- **Problem requirements**
From the listing below, pull out all lines with "count" in them.

- **Rows**
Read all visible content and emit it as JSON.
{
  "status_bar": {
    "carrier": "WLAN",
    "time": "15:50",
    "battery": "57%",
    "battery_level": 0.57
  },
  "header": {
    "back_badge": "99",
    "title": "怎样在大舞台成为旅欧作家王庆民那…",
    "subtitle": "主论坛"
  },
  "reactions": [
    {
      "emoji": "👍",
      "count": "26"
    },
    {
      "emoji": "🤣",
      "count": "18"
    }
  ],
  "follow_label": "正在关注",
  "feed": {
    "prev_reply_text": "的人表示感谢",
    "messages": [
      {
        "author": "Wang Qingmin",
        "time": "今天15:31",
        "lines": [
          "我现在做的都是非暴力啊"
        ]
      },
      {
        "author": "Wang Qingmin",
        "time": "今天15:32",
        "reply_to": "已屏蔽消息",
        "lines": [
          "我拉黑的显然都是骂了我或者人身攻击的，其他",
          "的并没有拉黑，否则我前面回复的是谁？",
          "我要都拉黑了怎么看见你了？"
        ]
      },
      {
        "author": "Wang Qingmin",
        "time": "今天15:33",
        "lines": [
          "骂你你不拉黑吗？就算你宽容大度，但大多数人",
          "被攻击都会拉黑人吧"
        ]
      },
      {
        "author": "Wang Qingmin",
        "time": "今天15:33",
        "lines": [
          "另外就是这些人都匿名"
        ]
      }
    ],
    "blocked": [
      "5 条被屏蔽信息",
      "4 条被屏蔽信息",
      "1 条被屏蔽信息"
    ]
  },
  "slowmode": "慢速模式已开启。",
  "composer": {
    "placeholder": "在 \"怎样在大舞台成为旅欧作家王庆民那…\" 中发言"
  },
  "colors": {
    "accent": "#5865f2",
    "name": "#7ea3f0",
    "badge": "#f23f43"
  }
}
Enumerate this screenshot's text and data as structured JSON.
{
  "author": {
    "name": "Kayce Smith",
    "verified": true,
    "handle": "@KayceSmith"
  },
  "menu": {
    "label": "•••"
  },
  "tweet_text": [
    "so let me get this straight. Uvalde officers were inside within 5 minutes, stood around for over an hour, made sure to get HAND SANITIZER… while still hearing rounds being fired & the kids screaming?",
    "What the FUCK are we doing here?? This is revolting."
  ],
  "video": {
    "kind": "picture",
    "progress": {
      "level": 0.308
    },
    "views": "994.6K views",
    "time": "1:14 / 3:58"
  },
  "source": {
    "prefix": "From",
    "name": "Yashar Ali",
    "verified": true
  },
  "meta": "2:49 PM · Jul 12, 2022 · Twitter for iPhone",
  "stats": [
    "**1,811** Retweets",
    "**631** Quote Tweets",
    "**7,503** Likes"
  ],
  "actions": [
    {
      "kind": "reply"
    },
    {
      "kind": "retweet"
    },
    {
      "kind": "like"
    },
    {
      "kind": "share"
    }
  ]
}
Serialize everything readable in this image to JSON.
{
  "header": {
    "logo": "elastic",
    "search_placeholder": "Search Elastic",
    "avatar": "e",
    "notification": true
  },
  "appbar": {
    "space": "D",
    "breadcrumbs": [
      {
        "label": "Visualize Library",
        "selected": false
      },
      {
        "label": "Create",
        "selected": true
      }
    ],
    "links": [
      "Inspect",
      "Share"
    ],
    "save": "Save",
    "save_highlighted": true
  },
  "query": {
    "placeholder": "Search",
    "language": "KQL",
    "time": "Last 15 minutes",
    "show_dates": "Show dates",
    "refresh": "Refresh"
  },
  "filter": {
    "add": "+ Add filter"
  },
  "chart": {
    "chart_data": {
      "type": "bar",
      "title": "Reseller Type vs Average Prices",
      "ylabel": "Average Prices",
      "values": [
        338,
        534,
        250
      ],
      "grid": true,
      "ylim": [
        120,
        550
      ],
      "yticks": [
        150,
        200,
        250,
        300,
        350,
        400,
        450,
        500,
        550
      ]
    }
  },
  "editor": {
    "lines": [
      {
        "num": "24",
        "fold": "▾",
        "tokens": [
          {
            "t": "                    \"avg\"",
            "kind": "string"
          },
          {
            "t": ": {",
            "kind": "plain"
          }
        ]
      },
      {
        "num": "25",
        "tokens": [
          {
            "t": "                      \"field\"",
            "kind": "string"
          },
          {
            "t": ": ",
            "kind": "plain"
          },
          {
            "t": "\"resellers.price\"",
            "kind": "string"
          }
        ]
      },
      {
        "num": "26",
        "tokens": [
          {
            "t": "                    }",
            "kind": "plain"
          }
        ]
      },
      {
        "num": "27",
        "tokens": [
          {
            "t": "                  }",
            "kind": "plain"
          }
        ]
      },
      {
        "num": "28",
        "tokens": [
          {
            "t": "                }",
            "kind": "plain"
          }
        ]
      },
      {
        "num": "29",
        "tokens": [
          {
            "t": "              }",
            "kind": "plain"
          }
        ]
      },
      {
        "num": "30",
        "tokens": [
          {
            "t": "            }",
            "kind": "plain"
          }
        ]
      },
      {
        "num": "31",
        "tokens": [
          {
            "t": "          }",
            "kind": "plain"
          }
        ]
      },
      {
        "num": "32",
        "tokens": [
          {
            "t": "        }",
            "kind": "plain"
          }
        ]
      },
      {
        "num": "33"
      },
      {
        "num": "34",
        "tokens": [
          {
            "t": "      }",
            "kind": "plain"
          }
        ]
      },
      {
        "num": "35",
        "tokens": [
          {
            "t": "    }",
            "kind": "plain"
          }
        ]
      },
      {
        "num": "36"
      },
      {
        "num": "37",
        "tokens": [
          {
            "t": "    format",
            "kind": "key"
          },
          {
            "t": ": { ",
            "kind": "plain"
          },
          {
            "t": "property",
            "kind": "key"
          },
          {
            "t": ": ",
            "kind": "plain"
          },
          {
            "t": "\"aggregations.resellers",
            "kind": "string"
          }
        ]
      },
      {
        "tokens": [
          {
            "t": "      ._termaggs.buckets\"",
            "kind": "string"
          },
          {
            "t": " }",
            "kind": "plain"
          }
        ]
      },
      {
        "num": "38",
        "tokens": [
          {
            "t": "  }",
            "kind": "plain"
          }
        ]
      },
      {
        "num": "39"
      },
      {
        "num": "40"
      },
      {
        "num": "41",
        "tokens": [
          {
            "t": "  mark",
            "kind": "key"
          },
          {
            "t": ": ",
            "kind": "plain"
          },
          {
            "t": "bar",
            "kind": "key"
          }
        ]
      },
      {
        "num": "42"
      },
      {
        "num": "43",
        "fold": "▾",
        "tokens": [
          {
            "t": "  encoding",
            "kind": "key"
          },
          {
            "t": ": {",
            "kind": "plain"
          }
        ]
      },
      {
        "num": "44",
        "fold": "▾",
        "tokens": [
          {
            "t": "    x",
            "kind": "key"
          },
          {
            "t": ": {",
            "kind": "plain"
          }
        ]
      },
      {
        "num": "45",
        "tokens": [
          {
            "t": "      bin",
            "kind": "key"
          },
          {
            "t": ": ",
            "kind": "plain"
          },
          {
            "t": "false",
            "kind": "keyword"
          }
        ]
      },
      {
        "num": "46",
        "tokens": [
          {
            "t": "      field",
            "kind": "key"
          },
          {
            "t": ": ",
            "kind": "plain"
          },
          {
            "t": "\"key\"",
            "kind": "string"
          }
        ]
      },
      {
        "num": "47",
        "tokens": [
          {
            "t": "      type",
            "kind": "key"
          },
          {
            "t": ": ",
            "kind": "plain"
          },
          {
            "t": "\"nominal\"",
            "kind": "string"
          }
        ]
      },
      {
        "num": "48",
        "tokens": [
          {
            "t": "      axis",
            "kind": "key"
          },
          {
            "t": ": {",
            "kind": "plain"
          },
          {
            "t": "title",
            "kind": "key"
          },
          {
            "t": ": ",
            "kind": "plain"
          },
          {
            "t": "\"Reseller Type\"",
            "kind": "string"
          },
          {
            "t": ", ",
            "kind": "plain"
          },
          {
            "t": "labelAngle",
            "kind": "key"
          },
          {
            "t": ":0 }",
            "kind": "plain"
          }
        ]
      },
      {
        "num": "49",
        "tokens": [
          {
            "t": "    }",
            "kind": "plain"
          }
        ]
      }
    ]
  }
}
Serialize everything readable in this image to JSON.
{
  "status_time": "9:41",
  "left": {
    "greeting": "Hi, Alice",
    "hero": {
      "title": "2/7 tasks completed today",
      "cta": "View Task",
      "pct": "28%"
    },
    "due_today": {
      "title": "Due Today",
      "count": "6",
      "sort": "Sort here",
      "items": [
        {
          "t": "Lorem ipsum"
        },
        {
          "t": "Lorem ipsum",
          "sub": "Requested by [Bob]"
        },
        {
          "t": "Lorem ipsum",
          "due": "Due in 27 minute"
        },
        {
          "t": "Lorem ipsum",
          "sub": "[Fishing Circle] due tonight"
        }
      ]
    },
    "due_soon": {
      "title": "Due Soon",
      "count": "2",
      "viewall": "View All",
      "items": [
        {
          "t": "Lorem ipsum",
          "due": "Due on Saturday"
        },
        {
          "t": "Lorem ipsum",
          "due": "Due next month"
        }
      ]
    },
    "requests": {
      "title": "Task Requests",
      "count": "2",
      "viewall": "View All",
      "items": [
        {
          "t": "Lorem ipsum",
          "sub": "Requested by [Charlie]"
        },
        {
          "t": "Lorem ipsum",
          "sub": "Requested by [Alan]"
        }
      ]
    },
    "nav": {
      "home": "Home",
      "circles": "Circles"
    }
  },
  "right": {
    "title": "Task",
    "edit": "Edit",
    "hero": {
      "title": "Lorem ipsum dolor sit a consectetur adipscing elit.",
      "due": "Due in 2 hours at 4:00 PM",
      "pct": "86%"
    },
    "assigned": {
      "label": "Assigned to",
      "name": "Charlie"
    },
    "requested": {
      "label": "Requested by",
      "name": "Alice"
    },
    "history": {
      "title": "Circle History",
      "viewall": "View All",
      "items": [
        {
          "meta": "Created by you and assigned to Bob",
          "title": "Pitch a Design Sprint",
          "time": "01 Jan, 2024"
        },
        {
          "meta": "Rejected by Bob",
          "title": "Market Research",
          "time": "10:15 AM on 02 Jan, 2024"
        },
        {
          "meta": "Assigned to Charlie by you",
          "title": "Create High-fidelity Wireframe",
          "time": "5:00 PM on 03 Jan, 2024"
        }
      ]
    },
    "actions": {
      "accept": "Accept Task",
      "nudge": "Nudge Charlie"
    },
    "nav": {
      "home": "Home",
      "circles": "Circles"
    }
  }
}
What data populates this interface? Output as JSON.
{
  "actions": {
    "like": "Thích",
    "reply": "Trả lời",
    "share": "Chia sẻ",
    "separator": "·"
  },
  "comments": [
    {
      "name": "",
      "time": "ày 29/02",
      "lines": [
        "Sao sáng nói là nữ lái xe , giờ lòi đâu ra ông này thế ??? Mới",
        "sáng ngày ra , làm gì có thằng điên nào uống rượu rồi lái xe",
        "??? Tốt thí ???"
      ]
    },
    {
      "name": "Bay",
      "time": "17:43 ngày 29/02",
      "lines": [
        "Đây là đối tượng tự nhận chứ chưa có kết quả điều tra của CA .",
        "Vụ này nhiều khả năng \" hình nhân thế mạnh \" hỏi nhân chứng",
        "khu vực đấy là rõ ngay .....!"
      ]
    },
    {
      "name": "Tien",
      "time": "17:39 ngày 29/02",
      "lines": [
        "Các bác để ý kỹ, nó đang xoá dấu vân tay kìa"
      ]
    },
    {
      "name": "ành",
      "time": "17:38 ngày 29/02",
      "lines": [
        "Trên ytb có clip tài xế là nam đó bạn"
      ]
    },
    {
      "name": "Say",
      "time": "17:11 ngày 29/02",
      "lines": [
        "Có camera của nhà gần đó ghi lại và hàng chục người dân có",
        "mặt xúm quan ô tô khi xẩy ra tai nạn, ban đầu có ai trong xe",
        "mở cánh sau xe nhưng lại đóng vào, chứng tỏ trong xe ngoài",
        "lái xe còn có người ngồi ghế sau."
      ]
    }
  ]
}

- **Output**
      "count": "26"
      "count": "18"
      "count": "6",
      "count": "2",
      "count": "2",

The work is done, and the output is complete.